- Genre: Preschool education Comedy
- Created by: Gil Hoon Jung
- Theme music composer: Mr Miller & Mr Porter
- Opening theme: Tickety Toc
- Ending theme: Tickety Toc (Instrumental)
- Countries of origin: South Korea United Kingdom
- Original languages: English Korean
- No. of seasons: 5
- No. of episodes: 59

Production
- Executive producers: Nigel Pickard Vanessa Hill
- Producer: Karina Stanford-Smith
- Running time: 11 minutes
- Production companies: The Foundation FunnyFlux Entertainment

Original release
- Network: EBS (South Korea) Nick Jr. (UK) Channel 5 (UK)
- Release: 19 April 2012 – 16 January 2016

= Tickety Toc =

Television series

Tickety Toc is a preschool comedy animated television series produced by The Foundation, part of Zodiak Media and FunnyFlux Entertainment. The first series consists of 52 episodes, each 11 minutes long, but is often shown as twenty-six blocks, each containing two episodes.

The first series was acquired by the Nick Jr. Channel as part of a global deal. The series premiered in Asia on 19 April 2012 and was subsequently rolled out internationally with localised dubs. Tickety Toc aired for the first time on British TV on 23 April 2012 and became the number 1 daytime show on Nick Jr. in the United States for the first three months when it launched 10 September 2012. In addition to the Nick Jr. global acquisition, the show has been sold to free-to-air television partners internationally. Launching on Channel 5's Milkshake slot 1 November 2012. Other broadcasters who have picked up the 52-episode series include TG4 in Ireland and Family Channel in Canada. Anchor Bay Entertainment has picked-up the North American and U.K. home entertainment rights to the series.

Jolly Roger or Amusement Rides LTD made a Pufferty kiddie ride, featuring the main characters Tommy and Tallulah. It features a mirror, so anyone can see themselves on Pufferty, the Tickety Toc theme tune, and four sound effects.

In the United States, Tickety Toc originally aired on Nickelodeon's preschool block Nick Jr., but was later burned off to the Nick Jr. Channel on weekdays. The series has a page on the Paramount+ website, but no episodes have been added as of .

==Premise==
The show takes place in the world within the Tickety Toc Clock, which is located in the middle of a wall of clocks inside an old clock shop. Behind the clock's face is an extraordinary world where things do not always run smoothly. The show's main characters, siblings Tommy and Tallulah, race against time to keep the Tickety Toc Clock ticking and chiming the time. They do everything with enthusiasm, commitment, and positivity, even if it gets them into trouble. Every hour, Tommy and Tallulah must return to the clock for "Chime Time", when the clock is to strike and chime the hour; should they fail to make it back to the clock before then, the clock will never chime.

DATA SUPPLIED:
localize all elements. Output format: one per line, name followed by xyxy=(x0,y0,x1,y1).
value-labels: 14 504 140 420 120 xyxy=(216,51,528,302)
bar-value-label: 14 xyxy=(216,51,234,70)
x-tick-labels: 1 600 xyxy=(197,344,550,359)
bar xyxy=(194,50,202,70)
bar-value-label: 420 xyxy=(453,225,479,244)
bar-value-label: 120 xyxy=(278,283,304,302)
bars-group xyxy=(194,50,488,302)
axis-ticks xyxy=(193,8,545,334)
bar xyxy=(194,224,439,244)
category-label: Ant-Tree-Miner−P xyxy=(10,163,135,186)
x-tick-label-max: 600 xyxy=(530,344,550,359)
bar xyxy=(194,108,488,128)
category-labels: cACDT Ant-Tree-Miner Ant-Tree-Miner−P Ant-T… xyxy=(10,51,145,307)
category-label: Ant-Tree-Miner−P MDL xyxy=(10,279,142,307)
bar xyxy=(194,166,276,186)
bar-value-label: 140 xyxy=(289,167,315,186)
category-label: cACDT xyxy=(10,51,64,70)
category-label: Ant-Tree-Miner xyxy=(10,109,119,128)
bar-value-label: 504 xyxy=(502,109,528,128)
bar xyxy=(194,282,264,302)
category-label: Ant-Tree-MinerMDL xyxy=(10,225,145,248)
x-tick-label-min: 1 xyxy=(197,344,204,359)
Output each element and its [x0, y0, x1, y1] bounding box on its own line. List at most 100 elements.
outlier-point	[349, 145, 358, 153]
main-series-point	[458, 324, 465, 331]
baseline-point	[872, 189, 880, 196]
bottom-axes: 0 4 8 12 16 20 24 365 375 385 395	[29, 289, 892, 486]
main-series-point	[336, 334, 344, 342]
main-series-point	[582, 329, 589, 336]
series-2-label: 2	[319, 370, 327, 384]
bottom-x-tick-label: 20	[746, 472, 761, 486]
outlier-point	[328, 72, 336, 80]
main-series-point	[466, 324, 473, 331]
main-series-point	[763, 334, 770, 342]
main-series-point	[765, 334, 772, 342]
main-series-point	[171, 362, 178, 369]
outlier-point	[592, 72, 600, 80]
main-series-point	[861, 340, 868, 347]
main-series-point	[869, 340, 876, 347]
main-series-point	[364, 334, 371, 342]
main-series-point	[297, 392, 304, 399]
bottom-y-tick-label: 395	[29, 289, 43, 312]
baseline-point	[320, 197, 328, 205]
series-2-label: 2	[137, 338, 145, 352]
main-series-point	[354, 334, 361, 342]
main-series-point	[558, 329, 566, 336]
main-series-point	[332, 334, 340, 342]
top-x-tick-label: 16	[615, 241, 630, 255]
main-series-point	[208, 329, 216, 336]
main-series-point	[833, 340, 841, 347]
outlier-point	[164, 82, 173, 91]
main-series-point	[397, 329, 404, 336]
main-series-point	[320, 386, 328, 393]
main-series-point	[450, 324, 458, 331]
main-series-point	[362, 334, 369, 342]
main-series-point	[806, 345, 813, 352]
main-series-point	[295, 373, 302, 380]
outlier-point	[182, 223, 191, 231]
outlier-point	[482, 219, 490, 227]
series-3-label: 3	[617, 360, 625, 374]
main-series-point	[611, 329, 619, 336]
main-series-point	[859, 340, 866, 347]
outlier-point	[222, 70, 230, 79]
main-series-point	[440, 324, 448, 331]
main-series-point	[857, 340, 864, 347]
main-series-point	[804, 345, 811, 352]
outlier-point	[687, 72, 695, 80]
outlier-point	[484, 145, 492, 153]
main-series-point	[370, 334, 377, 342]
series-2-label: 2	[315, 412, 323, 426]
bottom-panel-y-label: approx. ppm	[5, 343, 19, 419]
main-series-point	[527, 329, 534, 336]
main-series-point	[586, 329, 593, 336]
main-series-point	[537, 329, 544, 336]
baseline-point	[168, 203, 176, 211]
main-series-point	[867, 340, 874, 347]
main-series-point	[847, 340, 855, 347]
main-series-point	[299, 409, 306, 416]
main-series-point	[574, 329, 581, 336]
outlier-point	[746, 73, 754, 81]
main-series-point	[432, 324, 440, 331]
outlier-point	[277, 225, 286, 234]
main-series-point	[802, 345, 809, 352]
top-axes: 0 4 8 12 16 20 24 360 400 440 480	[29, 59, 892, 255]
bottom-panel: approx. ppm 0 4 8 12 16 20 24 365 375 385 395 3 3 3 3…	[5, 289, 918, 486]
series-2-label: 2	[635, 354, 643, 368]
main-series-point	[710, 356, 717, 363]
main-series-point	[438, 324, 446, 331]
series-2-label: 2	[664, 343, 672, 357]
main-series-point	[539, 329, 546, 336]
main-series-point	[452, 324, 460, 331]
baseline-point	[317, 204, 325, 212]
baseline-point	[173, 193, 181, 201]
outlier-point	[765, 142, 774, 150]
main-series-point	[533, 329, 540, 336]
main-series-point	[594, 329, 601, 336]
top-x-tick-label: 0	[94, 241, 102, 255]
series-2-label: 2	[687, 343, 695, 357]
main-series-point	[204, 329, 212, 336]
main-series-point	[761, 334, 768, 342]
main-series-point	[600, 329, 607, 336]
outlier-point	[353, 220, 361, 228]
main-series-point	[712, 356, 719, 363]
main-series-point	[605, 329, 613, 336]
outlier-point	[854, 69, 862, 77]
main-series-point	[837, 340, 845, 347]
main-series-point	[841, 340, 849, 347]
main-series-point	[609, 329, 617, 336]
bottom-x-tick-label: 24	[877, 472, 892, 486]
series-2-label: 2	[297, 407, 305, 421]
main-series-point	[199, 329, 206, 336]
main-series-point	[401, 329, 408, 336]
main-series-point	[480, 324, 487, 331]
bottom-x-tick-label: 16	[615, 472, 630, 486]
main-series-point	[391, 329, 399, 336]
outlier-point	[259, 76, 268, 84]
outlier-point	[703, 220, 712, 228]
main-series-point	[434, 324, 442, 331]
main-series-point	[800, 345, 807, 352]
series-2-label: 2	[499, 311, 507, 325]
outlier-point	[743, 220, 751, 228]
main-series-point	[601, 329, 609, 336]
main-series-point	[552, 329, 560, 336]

EXERCISES:
1: In the Tickety Toc article, restate the passage that begins at the words "Jolly Roger or" and stops after "four sound effects.", swapping "kiddie ride" for "coin-operated ride".
2: Answer these questions from the Tickety Toc article.
(a) How many episodes does the first series consist of?
(b) On what date did the show first air on British TV?
(c) What are the names of the sibling main characters?

ANSWERS PROVIDED:
1:
Jolly Roger or Amusement Rides LTD made a Pufferty coin-operated ride, featuring the main characters Tommy and Tallulah. It features a mirror, so anyone can see themselves on Pufferty, the Tickety Toc theme tune, and four sound effects.

2:
(a) 52 episodes
(b) 23 April 2012
(c) Tommy and Tallulah